*Aim*. Your task is to print all of the data word for word.

*Stored records*.
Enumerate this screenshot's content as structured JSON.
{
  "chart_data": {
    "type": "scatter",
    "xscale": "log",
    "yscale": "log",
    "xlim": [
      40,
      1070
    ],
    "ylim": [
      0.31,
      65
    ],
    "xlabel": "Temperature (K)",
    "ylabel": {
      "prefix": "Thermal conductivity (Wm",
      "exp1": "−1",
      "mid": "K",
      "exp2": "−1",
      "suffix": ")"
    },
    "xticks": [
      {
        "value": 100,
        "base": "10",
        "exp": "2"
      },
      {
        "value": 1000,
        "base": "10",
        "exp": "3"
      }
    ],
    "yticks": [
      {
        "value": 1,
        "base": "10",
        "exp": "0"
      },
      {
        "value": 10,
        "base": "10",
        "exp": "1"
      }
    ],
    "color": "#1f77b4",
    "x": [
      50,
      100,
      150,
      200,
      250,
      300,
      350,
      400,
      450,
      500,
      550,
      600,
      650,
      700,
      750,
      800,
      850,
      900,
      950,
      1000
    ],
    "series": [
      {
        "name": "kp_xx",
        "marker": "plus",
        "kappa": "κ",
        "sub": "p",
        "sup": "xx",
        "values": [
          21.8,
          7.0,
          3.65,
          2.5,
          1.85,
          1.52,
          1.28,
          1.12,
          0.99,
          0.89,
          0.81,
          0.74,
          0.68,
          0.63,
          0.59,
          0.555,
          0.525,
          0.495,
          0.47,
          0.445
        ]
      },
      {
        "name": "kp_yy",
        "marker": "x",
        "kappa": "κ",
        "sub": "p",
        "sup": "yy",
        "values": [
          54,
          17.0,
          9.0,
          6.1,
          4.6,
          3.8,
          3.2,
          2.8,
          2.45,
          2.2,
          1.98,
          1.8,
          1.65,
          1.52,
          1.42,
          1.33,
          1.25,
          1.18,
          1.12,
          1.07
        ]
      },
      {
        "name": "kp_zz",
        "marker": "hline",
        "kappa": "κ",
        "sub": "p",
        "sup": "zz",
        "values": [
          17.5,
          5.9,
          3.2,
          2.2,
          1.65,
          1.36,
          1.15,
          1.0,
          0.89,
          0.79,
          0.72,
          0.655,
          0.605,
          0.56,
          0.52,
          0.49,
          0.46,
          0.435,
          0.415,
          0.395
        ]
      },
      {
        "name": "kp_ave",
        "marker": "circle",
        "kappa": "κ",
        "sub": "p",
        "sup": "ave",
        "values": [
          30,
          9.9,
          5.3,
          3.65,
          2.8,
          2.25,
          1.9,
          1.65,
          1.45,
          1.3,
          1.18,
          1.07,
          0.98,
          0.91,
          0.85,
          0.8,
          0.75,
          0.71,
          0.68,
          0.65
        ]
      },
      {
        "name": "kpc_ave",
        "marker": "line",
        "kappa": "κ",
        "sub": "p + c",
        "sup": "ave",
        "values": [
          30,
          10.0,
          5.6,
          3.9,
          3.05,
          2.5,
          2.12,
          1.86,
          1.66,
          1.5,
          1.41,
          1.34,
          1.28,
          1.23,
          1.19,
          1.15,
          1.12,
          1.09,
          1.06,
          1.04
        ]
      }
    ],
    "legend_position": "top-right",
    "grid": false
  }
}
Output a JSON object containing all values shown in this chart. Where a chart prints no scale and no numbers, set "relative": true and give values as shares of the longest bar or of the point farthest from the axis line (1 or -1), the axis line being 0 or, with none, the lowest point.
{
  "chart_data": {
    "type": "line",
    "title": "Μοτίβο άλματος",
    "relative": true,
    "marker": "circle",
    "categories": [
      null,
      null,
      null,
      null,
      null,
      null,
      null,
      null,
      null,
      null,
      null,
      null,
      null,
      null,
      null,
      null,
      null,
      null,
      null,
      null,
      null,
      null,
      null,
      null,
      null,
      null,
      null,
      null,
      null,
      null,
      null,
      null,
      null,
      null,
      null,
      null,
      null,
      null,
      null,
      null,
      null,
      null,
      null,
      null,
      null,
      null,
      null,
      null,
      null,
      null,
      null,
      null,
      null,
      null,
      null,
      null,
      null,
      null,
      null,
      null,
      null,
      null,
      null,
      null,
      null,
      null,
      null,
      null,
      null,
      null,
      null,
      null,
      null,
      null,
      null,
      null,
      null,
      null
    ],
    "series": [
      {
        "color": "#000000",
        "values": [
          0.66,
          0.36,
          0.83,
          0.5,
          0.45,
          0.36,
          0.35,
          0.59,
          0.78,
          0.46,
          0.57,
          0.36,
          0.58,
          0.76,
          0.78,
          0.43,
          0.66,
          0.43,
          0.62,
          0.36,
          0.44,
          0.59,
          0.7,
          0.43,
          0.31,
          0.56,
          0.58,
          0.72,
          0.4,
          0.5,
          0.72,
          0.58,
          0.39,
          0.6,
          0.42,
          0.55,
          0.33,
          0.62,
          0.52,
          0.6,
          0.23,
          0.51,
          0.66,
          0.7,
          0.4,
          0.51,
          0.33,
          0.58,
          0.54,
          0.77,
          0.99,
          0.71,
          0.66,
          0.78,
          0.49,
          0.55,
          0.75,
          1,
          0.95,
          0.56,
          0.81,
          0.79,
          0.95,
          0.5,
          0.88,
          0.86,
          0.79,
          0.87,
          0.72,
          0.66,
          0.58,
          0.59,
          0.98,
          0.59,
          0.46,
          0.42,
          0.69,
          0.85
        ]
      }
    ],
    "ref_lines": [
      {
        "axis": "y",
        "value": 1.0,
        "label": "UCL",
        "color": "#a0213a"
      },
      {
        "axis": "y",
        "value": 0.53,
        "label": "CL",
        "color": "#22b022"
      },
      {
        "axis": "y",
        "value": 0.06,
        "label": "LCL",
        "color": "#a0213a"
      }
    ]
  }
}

*Output of the exercise*.
Enumerate this screenshot's content as structured JSON.
{
  "chart_data": {
    "type": "scatter",
    "xscale": "log",
    "yscale": "log",
    "xlim": [
      40,
      1070
    ],
    "ylim": [
      0.31,
      65
    ],
    "xlabel": "Temperature (K)",
    "ylabel": {
      "prefix": "Thermal conductivity (Wm",
      "exp1": "−1",
      "mid": "K",
      "exp2": "−1",
      "suffix": ")"
    },
    "xticks": [
      {
        "value": 100,
        "base": "10",
        "exp": "2"
      },
      {
        "value": 1000,
        "base": "10",
        "exp": "3"
      }
    ],
    "yticks": [
      {
        "value": 1,
        "base": "10",
        "exp": "0"
      },
      {
        "value": 10,
        "base": "10",
        "exp": "1"
      }
    ],
    "color": "#1f77b4",
    "x": [
      50,
      100,
      150,
      200,
      250,
      300,
      350,
      400,
      450,
      500,
      550,
      600,
      650,
      700,
      750,
      800,
      850,
      900,
      950,
      1000
    ],
    "series": [
      {
        "name": "kp_xx",
        "marker": "plus",
        "kappa": "κ",
        "sub": "p",
        "sup": "xx",
        "values": [
          21.8,
          7.0,
          3.65,
          2.5,
          1.85,
          1.52,
          1.28,
          1.12,
          0.99,
          0.89,
          0.81,
          0.74,
          0.68,
          0.63,
          0.59,
          0.555,
          0.525,
          0.495,
          0.47,
          0.445
        ]
      },
      {
        "name": "kp_yy",
        "marker": "x",
        "kappa": "κ",
        "sub": "p",
        "sup": "yy",
        "values": [
          54,
          17.0,
          9.0,
          6.1,
          4.6,
          3.8,
          3.2,
          2.8,
          2.45,
          2.2,
          1.98,
          1.8,
          1.65,
          1.52,
          1.42,
          1.33,
          1.25,
          1.18,
          1.12,
          1.07
        ]
      },
      {
        "name": "kp_zz",
        "marker": "hline",
        "kappa": "κ",
        "sub": "p",
        "sup": "zz",
        "values": [
          17.5,
          5.9,
          3.2,
          2.2,
          1.65,
          1.36,
          1.15,
          1.0,
          0.89,
          0.79,
          0.72,
          0.655,
          0.605,
          0.56,
          0.52,
          0.49,
          0.46,
          0.435,
          0.415,
          0.395
        ]
      },
      {
        "name": "kp_ave",
        "marker": "circle",
        "kappa": "κ",
        "sub": "p",
        "sup": "ave",
        "values": [
          30,
          9.9,
          5.3,
          3.65,
          2.8,
          2.25,
          1.9,
          1.65,
          1.45,
          1.3,
          1.18,
          1.07,
          0.98,
          0.91,
          0.85,
          0.8,
          0.75,
          0.71,
          0.68,
          0.65
        ]
      },
      {
        "name": "kpc_ave",
        "marker": "line",
        "kappa": "κ",
        "sub": "p + c",
        "sup": "ave",
        "values": [
          30,
          10.0,
          5.6,
          3.9,
          3.05,
          2.5,
          2.12,
          1.86,
          1.66,
          1.5,
          1.41,
          1.34,
          1.28,
          1.23,
          1.19,
          1.15,
          1.12,
          1.09,
          1.06,
          1.04
        ]
      }
    ],
    "legend_position": "top-right",
    "grid": false
  }
}
Output a JSON object containing all values shown in this chart. Where a chart prints no scale and no numbers, set "relative": true and give values as shares of the longest bar or of the point farthest from the axis line (1 or -1), the axis line being 0 or, with none, the lowest point.
{
  "chart_data": {
    "type": "line",
    "title": "Μοτίβο άλματος",
    "relative": true,
    "marker": "circle",
    "categories": [
      null,
      null,
      null,
      null,
      null,
      null,
      null,
      null,
      null,
      null,
      null,
      null,
      null,
      null,
      null,
      null,
      null,
      null,
      null,
      null,
      null,
      null,
      null,
      null,
      null,
      null,
      null,
      null,
      null,
      null,
      null,
      null,
      null,
      null,
      null,
      null,
      null,
      null,
      null,
      null,
      null,
      null,
      null,
      null,
      null,
      null,
      null,
      null,
      null,
      null,
      null,
      null,
      null,
      null,
      null,
      null,
      null,
      null,
      null,
      null,
      null,
      null,
      null,
      null,
      null,
      null,
      null,
      null,
      null,
      null,
      null,
      null,
      null,
      null,
      null,
      null,
      null,
      null
    ],
    "series": [
      {
        "color": "#000000",
        "values": [
          0.66,
          0.36,
          0.83,
          0.5,
          0.45,
          0.36,
          0.35,
          0.59,
          0.78,
          0.46,
          0.57,
          0.36,
          0.58,
          0.76,
          0.78,
          0.43,
          0.66,
          0.43,
          0.62,
          0.36,
          0.44,
          0.59,
          0.7,
          0.43,
          0.31,
          0.56,
          0.58,
          0.72,
          0.4,
          0.5,
          0.72,
          0.58,
          0.39,
          0.6,
          0.42,
          0.55,
          0.33,
          0.62,
          0.52,
          0.6,
          0.23,
          0.51,
          0.66,
          0.7,
          0.4,
          0.51,
          0.33,
          0.58,
          0.54,
          0.77,
          0.99,
          0.71,
          0.66,
          0.78,
          0.49,
          0.55,
          0.75,
          1,
          0.95,
          0.56,
          0.81,
          0.79,
          0.95,
          0.5,
          0.88,
          0.86,
          0.79,
          0.87,
          0.72,
          0.66,
          0.58,
          0.59,
          0.98,
          0.59,
          0.46,
          0.42,
          0.69,
          0.85
        ]
      }
    ],
    "ref_lines": [
      {
        "axis": "y",
        "value": 1.0,
        "label": "UCL",
        "color": "#a0213a"
      },
      {
        "axis": "y",
        "value": 0.53,
        "label": "CL",
        "color": "#22b022"
      },
      {
        "axis": "y",
        "value": 0.06,
        "label": "LCL",
        "color": "#a0213a"
      }
    ]
  }
}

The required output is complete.